> _MATERIAL SHOWN_:
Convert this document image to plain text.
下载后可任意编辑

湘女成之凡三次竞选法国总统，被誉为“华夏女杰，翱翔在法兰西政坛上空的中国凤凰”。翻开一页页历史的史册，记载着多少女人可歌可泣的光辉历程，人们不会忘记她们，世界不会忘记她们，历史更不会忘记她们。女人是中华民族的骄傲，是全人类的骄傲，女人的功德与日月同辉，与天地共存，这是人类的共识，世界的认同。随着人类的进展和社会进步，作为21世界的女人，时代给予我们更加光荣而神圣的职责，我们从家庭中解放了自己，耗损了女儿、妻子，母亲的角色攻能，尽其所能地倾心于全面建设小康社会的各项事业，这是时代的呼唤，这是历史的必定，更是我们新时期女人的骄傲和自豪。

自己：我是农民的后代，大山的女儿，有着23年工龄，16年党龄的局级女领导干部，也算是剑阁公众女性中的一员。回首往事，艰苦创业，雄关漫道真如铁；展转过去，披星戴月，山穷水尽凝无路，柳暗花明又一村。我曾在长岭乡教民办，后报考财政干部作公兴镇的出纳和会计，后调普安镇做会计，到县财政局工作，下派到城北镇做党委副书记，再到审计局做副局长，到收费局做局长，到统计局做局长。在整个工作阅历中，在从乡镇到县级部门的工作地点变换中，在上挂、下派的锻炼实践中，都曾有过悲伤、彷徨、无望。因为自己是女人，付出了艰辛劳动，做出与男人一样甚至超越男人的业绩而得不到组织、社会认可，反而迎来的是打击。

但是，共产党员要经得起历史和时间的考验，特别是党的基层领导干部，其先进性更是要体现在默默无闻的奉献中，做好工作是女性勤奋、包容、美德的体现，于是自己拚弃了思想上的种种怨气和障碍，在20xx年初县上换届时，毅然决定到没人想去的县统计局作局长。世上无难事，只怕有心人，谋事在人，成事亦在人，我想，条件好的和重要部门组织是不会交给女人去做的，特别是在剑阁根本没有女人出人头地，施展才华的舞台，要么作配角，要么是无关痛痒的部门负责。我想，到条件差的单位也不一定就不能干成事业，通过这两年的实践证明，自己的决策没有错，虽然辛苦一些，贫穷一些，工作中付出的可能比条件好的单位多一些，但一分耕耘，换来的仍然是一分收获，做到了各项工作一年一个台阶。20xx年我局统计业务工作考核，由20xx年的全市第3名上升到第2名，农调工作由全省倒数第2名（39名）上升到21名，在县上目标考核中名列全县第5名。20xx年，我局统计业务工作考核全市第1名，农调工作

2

> _EXERCISE AIM_: Exactly as shown above, return every record.

> _RESULT OF THIS TASK_:
Convert this document image to plain text.
下载后可任意编辑

湘女成之凡三次竞选法国总统，被誉为“华夏女杰，翱翔在法兰西政坛上空的中国凤凰”。翻开一页页历史的史册，记载着多少女人可歌可泣的光辉历程，人们不会忘记她们，世界不会忘记她们，历史更不会忘记她们。女人是中华民族的骄傲，是全人类的骄傲，女人的功德与日月同辉，与天地共存，这是人类的共识，世界的认同。随着人类的进展和社会进步，作为21世界的女人，时代给予我们更加光荣而神圣的职责，我们从家庭中解放了自己，耗损了女儿、妻子，母亲的角色攻能，尽其所能地倾心于全面建设小康社会的各项事业，这是时代的呼唤，这是历史的必定，更是我们新时期女人的骄傲和自豪。

自己：我是农民的后代，大山的女儿，有着23年工龄，16年党龄的局级女领导干部，也算是剑阁公众女性中的一员。回首往事，艰苦创业，雄关漫道真如铁；展转过去，披星戴月，山穷水尽凝无路，柳暗花明又一村。我曾在长岭乡教民办，后报考财政干部作公兴镇的出纳和会计，后调普安镇做会计，到县财政局工作，下派到城北镇做党委副书记，再到审计局做副局长，到收费局做局长，到统计局做局长。在整个工作阅历中，在从乡镇到县级部门的工作地点变换中，在上挂、下派的锻炼实践中，都曾有过悲伤、彷徨、无望。因为自己是女人，付出了艰辛劳动，做出与男人一样甚至超越男人的业绩而得不到组织、社会认可，反而迎来的是打击。

但是，共产党员要经得起历史和时间的考验，特别是党的基层领导干部，其先进性更是要体现在默默无闻的奉献中，做好工作是女性勤奋、包容、美德的体现，于是自己拚弃了思想上的种种怨气和障碍，在20xx年初县上换届时，毅然决定到没人想去的县统计局作局长。世上无难事，只怕有心人，谋事在人，成事亦在人，我想，条件好的和重要部门组织是不会交给女人去做的，特别是在剑阁根本没有女人出人头地，施展才华的舞台，要么作配角，要么是无关痛痒的部门负责。我想，到条件差的单位也不一定就不能干成事业，通过这两年的实践证明，自己的决策没有错，虽然辛苦一些，贫穷一些，工作中付出的可能比条件好的单位多一些，但一分耕耘，换来的仍然是一分收获，做到了各项工作一年一个台阶。20xx年我局统计业务工作考核，由20xx年的全市第3名上升到第2名，农调工作由全省倒数第2名（39名）上升到21名，在县上目标考核中名列全县第5名。20xx年，我局统计业务工作考核全市第1名，农调工作

2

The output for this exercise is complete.